• What is needed: Reproduce the material below word for word, leaving out the pictures.

----

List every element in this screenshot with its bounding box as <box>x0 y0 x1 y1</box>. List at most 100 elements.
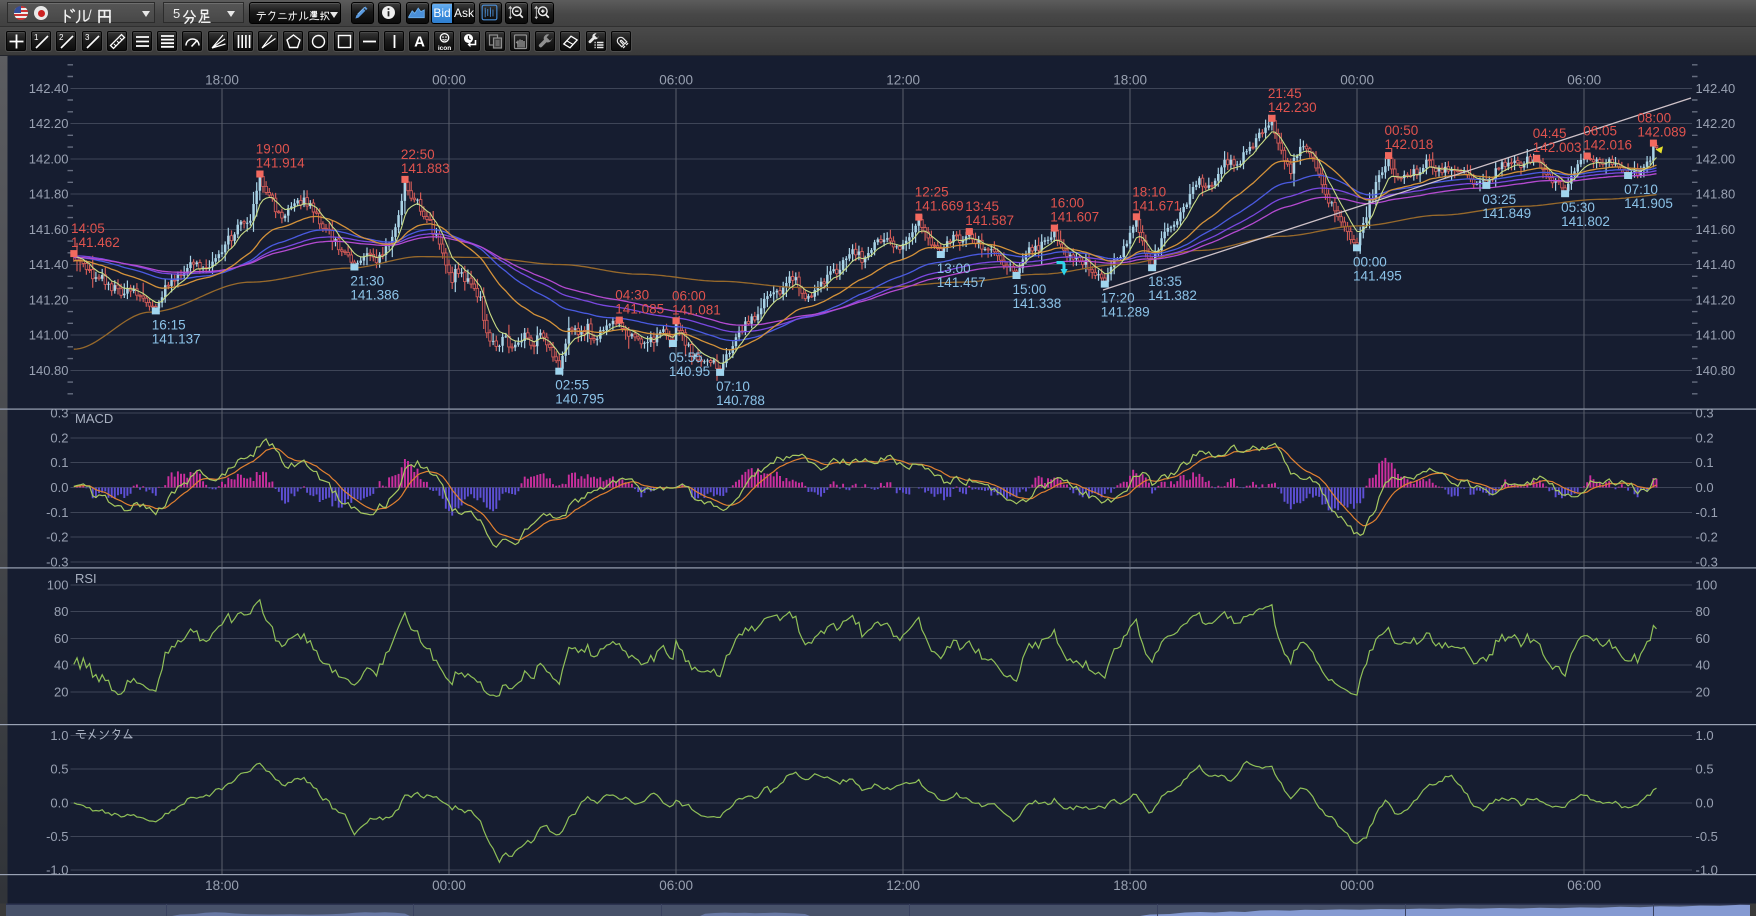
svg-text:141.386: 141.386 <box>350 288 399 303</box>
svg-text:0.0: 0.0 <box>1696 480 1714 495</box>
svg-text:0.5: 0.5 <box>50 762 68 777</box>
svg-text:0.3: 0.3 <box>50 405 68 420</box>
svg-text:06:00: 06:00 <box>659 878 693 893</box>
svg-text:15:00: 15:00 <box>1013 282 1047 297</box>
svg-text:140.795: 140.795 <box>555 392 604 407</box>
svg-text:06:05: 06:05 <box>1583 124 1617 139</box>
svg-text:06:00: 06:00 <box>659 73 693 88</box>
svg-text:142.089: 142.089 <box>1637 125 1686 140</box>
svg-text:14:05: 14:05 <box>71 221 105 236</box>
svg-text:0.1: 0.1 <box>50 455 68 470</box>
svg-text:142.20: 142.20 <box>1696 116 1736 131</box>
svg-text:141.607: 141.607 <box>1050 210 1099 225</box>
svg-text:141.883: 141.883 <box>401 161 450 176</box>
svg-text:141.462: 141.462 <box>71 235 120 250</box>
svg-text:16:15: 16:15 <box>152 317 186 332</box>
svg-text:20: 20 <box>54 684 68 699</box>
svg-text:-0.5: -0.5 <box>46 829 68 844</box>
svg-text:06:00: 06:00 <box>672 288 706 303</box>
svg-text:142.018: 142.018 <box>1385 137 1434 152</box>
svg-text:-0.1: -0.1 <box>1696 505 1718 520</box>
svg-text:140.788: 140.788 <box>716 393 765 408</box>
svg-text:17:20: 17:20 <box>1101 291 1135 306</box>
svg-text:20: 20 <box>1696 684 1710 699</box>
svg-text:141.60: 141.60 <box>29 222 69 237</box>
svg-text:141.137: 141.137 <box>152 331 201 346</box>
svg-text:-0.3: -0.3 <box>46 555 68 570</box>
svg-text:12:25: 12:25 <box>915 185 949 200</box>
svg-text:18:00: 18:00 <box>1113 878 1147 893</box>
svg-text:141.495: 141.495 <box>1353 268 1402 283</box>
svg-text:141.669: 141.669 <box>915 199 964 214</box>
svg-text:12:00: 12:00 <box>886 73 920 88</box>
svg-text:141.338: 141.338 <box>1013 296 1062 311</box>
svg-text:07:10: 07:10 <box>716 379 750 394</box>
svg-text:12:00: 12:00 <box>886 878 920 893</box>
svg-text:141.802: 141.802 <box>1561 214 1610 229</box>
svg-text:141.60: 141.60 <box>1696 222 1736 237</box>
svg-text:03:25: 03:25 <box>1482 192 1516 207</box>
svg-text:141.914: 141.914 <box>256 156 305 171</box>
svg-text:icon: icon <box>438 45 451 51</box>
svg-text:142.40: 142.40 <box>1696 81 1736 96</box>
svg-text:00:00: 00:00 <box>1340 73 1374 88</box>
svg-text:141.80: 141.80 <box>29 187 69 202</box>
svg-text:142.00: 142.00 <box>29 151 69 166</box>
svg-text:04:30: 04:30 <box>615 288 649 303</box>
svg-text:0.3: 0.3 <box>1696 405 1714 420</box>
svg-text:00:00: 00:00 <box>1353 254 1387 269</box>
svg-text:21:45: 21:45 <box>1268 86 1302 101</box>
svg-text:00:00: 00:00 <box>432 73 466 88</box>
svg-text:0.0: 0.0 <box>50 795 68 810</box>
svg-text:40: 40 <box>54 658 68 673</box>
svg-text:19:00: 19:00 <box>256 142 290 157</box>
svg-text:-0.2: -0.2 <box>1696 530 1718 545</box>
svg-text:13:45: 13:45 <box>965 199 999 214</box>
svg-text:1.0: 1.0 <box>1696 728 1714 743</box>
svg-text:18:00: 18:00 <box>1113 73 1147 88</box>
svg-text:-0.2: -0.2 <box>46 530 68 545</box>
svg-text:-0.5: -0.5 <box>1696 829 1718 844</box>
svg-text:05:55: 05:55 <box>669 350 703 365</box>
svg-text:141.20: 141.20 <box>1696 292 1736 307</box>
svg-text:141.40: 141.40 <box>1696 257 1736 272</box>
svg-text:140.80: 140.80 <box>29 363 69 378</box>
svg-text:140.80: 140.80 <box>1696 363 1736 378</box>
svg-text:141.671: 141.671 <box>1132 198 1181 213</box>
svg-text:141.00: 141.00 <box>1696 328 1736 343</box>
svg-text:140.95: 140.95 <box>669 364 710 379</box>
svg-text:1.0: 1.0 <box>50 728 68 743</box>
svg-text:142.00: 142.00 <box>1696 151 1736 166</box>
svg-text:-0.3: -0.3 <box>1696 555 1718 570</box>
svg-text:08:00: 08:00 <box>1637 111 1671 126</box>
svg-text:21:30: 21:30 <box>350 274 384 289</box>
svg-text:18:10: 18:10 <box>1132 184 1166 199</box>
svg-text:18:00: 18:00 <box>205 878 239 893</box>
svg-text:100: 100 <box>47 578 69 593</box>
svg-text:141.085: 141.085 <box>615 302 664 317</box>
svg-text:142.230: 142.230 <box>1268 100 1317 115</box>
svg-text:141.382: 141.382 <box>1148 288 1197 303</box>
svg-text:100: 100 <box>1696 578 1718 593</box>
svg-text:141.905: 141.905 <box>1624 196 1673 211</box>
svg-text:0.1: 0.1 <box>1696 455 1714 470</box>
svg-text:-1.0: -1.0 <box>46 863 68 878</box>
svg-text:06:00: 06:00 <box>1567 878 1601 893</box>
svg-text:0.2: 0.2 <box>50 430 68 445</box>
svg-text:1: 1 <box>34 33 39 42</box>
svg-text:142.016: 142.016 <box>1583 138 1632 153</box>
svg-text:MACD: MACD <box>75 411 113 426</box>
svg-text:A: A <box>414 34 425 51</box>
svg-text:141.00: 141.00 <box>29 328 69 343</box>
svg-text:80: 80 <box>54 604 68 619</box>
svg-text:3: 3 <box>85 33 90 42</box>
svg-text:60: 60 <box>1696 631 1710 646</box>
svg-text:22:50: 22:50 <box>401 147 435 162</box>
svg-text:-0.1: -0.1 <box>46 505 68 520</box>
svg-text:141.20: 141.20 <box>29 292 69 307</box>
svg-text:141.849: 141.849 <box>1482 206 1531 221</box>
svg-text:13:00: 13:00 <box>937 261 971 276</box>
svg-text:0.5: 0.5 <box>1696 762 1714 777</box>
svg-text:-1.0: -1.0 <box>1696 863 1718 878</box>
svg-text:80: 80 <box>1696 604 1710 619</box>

----

• Response to the task:
List every element in this screenshot with its bounding box as <box>x0 y0 x1 y1</box>. List at most 100 elements.
svg-text:141.386: 141.386 <box>350 288 399 303</box>
svg-text:0.0: 0.0 <box>1696 480 1714 495</box>
svg-text:0.5: 0.5 <box>50 762 68 777</box>
svg-text:0.3: 0.3 <box>50 405 68 420</box>
svg-text:06:00: 06:00 <box>659 878 693 893</box>
svg-text:15:00: 15:00 <box>1013 282 1047 297</box>
svg-text:140.795: 140.795 <box>555 392 604 407</box>
svg-text:06:05: 06:05 <box>1583 124 1617 139</box>
svg-text:06:00: 06:00 <box>659 73 693 88</box>
svg-text:142.089: 142.089 <box>1637 125 1686 140</box>
svg-text:14:05: 14:05 <box>71 221 105 236</box>
svg-text:0.1: 0.1 <box>50 455 68 470</box>
svg-text:142.20: 142.20 <box>1696 116 1736 131</box>
svg-text:141.607: 141.607 <box>1050 210 1099 225</box>
svg-text:141.883: 141.883 <box>401 161 450 176</box>
svg-text:141.462: 141.462 <box>71 235 120 250</box>
svg-text:16:15: 16:15 <box>152 317 186 332</box>
svg-text:20: 20 <box>54 684 68 699</box>
svg-text:-0.5: -0.5 <box>46 829 68 844</box>
svg-text:06:00: 06:00 <box>672 288 706 303</box>
svg-text:142.018: 142.018 <box>1385 137 1434 152</box>
svg-text:-0.1: -0.1 <box>1696 505 1718 520</box>
svg-text:140.788: 140.788 <box>716 393 765 408</box>
svg-text:17:20: 17:20 <box>1101 291 1135 306</box>
svg-text:20: 20 <box>1696 684 1710 699</box>
svg-text:141.60: 141.60 <box>29 222 69 237</box>
svg-text:141.137: 141.137 <box>152 331 201 346</box>
svg-text:-0.3: -0.3 <box>46 555 68 570</box>
svg-text:12:25: 12:25 <box>915 185 949 200</box>
svg-text:18:00: 18:00 <box>1113 878 1147 893</box>
svg-text:141.495: 141.495 <box>1353 268 1402 283</box>
svg-text:141.669: 141.669 <box>915 199 964 214</box>
svg-text:12:00: 12:00 <box>886 73 920 88</box>
svg-text:141.338: 141.338 <box>1013 296 1062 311</box>
svg-text:07:10: 07:10 <box>716 379 750 394</box>
svg-text:12:00: 12:00 <box>886 878 920 893</box>
svg-text:141.802: 141.802 <box>1561 214 1610 229</box>
svg-text:141.60: 141.60 <box>1696 222 1736 237</box>
svg-text:03:25: 03:25 <box>1482 192 1516 207</box>
svg-text:141.914: 141.914 <box>256 156 305 171</box>
svg-text:icon: icon <box>438 45 451 51</box>
svg-text:142.40: 142.40 <box>1696 81 1736 96</box>
svg-text:00:00: 00:00 <box>1340 73 1374 88</box>
svg-text:141.80: 141.80 <box>29 187 69 202</box>
svg-text:142.00: 142.00 <box>29 151 69 166</box>
svg-text:04:30: 04:30 <box>615 288 649 303</box>
svg-text:0.3: 0.3 <box>1696 405 1714 420</box>
svg-text:00:00: 00:00 <box>1353 254 1387 269</box>
svg-text:21:45: 21:45 <box>1268 86 1302 101</box>
svg-text:00:00: 00:00 <box>432 73 466 88</box>
svg-text:0.0: 0.0 <box>50 795 68 810</box>
svg-text:40: 40 <box>54 658 68 673</box>
svg-text:19:00: 19:00 <box>256 142 290 157</box>
svg-text:-0.2: -0.2 <box>1696 530 1718 545</box>
svg-text:13:45: 13:45 <box>965 199 999 214</box>
svg-text:1.0: 1.0 <box>1696 728 1714 743</box>
svg-text:18:00: 18:00 <box>1113 73 1147 88</box>
svg-text:-0.2: -0.2 <box>46 530 68 545</box>
svg-text:-0.5: -0.5 <box>1696 829 1718 844</box>
svg-text:05:55: 05:55 <box>669 350 703 365</box>
svg-text:141.20: 141.20 <box>1696 292 1736 307</box>
svg-text:141.40: 141.40 <box>1696 257 1736 272</box>
svg-text:140.80: 140.80 <box>29 363 69 378</box>
svg-text:140.80: 140.80 <box>1696 363 1736 378</box>
svg-text:141.671: 141.671 <box>1132 198 1181 213</box>
svg-text:141.00: 141.00 <box>1696 328 1736 343</box>
svg-text:140.95: 140.95 <box>669 364 710 379</box>
svg-text:1.0: 1.0 <box>50 728 68 743</box>
svg-text:142.00: 142.00 <box>1696 151 1736 166</box>
svg-text:-0.3: -0.3 <box>1696 555 1718 570</box>
svg-text:08:00: 08:00 <box>1637 111 1671 126</box>
svg-text:21:30: 21:30 <box>350 274 384 289</box>
svg-text:18:10: 18:10 <box>1132 184 1166 199</box>
svg-text:18:00: 18:00 <box>205 878 239 893</box>
svg-text:100: 100 <box>47 578 69 593</box>
svg-text:141.085: 141.085 <box>615 302 664 317</box>
svg-text:142.230: 142.230 <box>1268 100 1317 115</box>
svg-text:141.382: 141.382 <box>1148 288 1197 303</box>
svg-text:100: 100 <box>1696 578 1718 593</box>
svg-text:141.905: 141.905 <box>1624 196 1673 211</box>
svg-text:0.1: 0.1 <box>1696 455 1714 470</box>
svg-text:-1.0: -1.0 <box>46 863 68 878</box>
svg-text:06:00: 06:00 <box>1567 878 1601 893</box>
svg-text:0.2: 0.2 <box>50 430 68 445</box>
svg-text:1: 1 <box>34 33 39 42</box>
svg-text:142.016: 142.016 <box>1583 138 1632 153</box>
svg-text:MACD: MACD <box>75 411 113 426</box>
svg-text:A: A <box>414 34 425 51</box>
svg-text:141.00: 141.00 <box>29 328 69 343</box>
svg-text:80: 80 <box>54 604 68 619</box>
svg-text:3: 3 <box>85 33 90 42</box>
svg-text:60: 60 <box>1696 631 1710 646</box>
svg-text:22:50: 22:50 <box>401 147 435 162</box>
svg-text:-0.1: -0.1 <box>46 505 68 520</box>
svg-text:141.20: 141.20 <box>29 292 69 307</box>
svg-text:141.849: 141.849 <box>1482 206 1531 221</box>
svg-text:13:00: 13:00 <box>937 261 971 276</box>
svg-text:0.5: 0.5 <box>1696 762 1714 777</box>
svg-text:-1.0: -1.0 <box>1696 863 1718 878</box>
svg-text:80: 80 <box>1696 604 1710 619</box>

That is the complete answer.